**WRITTEN INSTRUCTION:**
Gather all lines in the entries below that include the word "Desk".

========

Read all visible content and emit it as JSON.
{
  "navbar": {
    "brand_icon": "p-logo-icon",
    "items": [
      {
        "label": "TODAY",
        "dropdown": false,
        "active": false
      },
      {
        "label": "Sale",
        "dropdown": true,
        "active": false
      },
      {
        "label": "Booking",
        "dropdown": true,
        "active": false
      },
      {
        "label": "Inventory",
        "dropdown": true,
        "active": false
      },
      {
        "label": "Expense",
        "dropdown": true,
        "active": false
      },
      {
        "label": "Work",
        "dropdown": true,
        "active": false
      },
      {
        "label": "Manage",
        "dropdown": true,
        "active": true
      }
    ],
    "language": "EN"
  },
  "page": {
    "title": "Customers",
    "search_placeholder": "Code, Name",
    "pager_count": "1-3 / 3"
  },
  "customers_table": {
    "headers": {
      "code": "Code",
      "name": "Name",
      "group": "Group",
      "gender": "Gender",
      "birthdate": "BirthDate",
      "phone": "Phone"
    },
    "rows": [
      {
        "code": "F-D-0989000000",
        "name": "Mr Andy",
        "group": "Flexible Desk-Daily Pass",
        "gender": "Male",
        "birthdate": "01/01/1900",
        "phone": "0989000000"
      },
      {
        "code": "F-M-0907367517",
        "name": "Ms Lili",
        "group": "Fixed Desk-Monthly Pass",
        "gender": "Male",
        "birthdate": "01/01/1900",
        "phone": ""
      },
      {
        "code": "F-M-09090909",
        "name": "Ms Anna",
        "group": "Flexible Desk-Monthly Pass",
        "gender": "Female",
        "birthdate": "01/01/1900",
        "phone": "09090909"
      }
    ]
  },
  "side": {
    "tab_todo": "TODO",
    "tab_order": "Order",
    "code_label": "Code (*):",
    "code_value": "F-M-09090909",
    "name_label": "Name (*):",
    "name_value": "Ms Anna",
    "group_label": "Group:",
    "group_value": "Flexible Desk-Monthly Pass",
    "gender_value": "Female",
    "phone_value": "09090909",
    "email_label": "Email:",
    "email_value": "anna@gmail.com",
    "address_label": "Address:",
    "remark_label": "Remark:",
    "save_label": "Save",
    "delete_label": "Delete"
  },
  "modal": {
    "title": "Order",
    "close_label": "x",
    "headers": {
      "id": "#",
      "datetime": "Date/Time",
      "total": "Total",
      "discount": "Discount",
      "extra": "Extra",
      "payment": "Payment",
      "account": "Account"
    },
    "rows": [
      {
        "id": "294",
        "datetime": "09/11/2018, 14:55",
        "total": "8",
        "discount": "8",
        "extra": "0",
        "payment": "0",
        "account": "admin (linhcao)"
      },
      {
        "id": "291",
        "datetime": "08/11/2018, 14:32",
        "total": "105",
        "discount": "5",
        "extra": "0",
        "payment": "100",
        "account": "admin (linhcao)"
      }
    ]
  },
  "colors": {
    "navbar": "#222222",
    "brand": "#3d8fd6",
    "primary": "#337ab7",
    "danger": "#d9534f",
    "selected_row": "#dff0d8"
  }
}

========

**WORKED SOLUTION:**
        "group": "Flexible Desk-Daily Pass",
        "group": "Fixed Desk-Monthly Pass",
        "group": "Flexible Desk-Monthly Pass",
    "group_value": "Flexible Desk-Monthly Pass",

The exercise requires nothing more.